TASK OBJECTIVE: Within the listing below, locate all lines containing the word "成为了热门讨论话题". Copy each one.

DATA EXTRACT:

———

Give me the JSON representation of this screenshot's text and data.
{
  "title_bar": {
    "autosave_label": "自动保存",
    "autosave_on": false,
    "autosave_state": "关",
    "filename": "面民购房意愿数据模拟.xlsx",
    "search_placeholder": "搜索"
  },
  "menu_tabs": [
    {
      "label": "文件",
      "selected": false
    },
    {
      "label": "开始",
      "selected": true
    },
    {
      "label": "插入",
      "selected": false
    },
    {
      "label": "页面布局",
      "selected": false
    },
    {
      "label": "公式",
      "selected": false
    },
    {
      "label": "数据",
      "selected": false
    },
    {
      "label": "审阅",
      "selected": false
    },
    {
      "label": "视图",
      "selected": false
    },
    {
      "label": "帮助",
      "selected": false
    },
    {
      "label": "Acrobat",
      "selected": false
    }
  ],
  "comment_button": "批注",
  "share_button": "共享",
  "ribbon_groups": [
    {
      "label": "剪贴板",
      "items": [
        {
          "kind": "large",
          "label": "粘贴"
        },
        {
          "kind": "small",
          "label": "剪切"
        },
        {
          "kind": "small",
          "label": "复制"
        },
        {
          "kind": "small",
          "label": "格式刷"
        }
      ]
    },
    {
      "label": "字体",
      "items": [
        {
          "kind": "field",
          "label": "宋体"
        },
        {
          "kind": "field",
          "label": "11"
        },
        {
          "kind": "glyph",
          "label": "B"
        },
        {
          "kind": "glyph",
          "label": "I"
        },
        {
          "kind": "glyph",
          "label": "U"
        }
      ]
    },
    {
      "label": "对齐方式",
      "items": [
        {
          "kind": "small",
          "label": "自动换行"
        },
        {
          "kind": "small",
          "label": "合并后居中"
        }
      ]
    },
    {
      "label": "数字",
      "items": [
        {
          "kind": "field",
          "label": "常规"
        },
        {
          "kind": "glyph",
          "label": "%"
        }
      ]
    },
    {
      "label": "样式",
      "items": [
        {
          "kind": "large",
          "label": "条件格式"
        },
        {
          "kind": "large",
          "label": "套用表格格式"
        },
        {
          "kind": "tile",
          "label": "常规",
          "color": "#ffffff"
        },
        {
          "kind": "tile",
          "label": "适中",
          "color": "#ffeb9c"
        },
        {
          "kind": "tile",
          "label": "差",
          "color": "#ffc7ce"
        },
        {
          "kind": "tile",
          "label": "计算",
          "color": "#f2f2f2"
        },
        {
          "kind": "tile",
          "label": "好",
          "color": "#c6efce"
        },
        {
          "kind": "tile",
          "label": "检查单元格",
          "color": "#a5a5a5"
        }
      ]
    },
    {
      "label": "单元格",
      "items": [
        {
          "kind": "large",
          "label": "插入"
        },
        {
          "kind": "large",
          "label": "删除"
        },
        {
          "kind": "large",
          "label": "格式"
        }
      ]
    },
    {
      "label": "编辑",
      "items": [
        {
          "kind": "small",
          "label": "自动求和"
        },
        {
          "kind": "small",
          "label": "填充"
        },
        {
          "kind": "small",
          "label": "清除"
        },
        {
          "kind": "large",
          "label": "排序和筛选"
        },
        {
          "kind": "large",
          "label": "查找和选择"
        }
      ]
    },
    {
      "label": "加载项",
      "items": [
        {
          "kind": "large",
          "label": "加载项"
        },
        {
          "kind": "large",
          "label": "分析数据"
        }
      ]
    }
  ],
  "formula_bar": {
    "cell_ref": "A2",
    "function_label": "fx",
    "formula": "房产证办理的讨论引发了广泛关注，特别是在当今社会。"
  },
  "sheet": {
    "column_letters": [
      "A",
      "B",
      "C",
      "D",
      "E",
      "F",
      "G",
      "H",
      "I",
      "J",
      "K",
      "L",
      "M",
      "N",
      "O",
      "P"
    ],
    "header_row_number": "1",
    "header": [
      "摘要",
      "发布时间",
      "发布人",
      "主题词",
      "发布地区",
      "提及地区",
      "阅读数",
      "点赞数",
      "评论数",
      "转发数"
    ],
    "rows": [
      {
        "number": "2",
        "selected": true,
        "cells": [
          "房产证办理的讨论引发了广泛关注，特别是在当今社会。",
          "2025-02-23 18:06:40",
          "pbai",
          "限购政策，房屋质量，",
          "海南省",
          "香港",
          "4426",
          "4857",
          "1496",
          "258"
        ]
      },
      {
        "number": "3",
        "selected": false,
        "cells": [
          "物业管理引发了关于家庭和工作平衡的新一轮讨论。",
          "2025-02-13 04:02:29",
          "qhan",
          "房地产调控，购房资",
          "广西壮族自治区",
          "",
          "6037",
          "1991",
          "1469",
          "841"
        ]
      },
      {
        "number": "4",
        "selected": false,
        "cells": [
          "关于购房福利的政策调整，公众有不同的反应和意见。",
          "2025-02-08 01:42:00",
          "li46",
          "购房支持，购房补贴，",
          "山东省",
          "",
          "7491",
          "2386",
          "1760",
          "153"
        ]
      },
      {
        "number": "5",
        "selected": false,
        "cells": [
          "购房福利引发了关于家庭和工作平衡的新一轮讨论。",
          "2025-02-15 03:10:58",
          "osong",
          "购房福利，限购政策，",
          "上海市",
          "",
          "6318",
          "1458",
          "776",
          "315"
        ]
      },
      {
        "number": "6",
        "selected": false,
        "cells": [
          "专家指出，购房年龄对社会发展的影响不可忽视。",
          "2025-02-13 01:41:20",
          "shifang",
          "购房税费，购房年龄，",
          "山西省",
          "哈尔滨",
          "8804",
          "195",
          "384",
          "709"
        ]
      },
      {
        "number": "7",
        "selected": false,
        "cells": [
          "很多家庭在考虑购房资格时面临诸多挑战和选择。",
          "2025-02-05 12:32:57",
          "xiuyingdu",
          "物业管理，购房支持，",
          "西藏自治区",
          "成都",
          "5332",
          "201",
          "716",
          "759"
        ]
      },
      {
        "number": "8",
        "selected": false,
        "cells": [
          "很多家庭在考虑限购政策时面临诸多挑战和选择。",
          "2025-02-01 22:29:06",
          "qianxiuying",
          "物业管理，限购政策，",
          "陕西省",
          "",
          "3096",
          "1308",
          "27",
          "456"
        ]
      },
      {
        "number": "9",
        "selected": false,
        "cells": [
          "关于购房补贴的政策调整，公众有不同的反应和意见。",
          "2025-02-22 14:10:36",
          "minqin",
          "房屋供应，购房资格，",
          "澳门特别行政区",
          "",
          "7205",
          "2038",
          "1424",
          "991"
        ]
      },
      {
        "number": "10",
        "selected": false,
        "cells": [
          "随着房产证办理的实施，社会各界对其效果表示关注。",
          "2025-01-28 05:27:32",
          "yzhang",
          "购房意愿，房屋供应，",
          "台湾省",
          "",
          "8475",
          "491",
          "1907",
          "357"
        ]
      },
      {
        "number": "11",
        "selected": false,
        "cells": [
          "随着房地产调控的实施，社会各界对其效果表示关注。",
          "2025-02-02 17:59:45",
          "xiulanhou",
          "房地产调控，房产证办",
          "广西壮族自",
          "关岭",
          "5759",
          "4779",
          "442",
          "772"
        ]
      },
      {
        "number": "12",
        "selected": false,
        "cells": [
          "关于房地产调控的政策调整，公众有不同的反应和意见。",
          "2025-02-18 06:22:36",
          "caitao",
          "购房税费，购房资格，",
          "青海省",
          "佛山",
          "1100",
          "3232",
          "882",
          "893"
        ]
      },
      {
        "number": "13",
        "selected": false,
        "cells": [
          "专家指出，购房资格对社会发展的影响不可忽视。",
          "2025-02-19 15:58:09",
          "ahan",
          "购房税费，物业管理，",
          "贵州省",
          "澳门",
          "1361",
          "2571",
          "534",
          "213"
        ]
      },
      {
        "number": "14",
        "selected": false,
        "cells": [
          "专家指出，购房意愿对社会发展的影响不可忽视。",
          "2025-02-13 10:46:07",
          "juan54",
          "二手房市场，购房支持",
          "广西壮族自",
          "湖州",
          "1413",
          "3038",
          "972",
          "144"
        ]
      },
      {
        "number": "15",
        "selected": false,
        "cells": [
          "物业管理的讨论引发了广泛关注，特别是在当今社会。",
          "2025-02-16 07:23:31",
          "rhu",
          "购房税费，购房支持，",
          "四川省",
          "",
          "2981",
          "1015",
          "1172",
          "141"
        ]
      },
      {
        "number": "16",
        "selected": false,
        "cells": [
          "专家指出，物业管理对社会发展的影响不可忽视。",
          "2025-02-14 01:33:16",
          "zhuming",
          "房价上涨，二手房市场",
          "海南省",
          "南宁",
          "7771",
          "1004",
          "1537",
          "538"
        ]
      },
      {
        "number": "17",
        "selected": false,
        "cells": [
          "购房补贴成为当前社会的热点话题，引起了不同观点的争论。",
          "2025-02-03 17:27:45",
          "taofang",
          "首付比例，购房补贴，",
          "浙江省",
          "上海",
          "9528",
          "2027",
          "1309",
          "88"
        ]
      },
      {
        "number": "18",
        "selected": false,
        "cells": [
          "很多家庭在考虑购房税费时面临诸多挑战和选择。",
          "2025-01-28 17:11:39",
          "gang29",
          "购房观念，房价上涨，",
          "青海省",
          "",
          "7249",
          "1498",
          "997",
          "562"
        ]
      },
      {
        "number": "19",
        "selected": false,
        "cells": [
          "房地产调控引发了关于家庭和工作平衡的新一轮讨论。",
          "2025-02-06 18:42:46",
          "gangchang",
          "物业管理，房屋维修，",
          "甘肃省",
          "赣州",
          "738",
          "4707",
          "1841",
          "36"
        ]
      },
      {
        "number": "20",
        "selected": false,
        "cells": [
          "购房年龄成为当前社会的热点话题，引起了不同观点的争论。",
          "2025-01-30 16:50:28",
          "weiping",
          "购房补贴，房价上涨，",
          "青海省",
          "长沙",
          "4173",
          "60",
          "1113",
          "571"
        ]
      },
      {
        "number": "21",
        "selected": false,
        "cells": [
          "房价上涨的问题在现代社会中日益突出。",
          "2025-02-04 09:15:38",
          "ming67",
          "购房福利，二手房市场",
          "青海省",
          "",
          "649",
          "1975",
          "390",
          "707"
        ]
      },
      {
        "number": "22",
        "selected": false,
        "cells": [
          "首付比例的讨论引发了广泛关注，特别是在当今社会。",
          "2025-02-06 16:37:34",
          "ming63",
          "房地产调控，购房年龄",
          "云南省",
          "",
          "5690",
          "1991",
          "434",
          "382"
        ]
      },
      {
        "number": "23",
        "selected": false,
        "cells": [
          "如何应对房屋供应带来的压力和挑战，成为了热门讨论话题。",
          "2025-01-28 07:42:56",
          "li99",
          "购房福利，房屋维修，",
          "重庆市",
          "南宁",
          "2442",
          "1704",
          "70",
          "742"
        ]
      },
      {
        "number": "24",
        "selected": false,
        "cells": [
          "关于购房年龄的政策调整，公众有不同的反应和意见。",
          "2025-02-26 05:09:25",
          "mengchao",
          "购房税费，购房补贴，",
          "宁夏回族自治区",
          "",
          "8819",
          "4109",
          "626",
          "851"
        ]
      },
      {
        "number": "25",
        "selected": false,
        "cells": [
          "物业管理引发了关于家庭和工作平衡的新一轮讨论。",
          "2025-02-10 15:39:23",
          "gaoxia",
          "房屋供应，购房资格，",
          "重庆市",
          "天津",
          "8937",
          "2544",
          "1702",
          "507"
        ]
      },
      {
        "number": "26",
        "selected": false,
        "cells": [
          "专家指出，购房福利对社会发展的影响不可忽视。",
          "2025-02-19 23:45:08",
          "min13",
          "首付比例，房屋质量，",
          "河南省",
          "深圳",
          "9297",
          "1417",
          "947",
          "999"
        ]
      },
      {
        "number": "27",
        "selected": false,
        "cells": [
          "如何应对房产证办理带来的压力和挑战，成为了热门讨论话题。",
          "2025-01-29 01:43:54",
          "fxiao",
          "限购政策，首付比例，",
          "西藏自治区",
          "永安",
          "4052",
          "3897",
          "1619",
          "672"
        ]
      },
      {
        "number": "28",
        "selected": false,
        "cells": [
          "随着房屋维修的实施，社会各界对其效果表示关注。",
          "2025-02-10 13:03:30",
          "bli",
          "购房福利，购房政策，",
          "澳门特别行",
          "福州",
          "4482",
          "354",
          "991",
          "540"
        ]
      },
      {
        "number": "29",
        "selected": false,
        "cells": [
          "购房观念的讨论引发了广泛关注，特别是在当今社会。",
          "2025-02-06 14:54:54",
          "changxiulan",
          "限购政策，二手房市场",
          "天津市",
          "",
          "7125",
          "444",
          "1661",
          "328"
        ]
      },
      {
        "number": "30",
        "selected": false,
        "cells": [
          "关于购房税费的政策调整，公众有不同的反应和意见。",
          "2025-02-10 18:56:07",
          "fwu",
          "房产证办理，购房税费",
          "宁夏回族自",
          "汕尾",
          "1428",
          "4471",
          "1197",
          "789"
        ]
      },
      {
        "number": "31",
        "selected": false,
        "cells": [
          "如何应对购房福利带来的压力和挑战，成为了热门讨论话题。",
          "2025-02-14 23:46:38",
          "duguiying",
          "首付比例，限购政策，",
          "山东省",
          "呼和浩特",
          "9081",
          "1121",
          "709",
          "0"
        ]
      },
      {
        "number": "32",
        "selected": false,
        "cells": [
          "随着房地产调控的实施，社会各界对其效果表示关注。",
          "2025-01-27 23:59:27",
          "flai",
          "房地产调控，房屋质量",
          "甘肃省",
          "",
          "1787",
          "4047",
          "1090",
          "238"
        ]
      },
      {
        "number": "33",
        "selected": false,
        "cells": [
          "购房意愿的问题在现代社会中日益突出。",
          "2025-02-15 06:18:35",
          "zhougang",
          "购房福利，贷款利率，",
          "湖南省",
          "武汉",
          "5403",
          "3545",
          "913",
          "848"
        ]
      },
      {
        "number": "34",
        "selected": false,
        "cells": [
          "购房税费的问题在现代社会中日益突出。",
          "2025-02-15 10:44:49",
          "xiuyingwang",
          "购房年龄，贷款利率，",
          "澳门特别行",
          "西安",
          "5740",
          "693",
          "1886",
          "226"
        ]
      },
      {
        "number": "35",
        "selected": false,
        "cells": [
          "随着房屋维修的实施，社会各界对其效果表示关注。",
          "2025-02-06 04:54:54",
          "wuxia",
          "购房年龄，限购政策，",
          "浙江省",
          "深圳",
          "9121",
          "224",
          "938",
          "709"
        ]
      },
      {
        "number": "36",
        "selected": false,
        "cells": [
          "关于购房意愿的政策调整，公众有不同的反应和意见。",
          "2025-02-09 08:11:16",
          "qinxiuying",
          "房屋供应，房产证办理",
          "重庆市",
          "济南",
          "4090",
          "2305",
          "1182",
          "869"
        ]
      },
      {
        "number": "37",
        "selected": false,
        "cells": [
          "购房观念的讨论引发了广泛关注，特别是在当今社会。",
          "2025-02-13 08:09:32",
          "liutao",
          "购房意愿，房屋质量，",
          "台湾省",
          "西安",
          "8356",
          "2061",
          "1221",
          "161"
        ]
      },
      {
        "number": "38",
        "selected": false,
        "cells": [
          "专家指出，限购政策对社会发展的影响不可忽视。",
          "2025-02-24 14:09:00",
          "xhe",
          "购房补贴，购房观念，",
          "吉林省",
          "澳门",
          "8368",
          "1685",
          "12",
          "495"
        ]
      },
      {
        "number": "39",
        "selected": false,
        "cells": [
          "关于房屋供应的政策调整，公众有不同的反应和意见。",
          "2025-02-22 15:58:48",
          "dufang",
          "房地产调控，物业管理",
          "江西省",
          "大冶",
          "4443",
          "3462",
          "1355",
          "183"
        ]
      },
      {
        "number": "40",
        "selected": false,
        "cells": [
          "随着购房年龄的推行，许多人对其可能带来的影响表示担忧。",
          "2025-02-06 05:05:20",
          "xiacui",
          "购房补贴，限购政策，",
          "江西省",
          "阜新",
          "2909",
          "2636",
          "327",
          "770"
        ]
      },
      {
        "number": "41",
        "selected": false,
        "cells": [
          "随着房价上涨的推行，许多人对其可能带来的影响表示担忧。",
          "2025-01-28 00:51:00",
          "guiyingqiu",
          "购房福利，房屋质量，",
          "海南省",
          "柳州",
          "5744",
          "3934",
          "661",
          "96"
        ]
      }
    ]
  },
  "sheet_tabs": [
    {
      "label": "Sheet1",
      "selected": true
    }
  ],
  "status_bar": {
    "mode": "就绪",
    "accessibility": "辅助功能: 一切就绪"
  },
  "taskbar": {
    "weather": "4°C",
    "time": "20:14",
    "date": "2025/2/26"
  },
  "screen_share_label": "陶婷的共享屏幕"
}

———

RESULT OF THIS EXERCISE:
          "如何应对房屋供应带来的压力和挑战，成为了热门讨论话题。",
          "如何应对房产证办理带来的压力和挑战，成为了热门讨论话题。",
          "如何应对购房福利带来的压力和挑战，成为了热门讨论话题。",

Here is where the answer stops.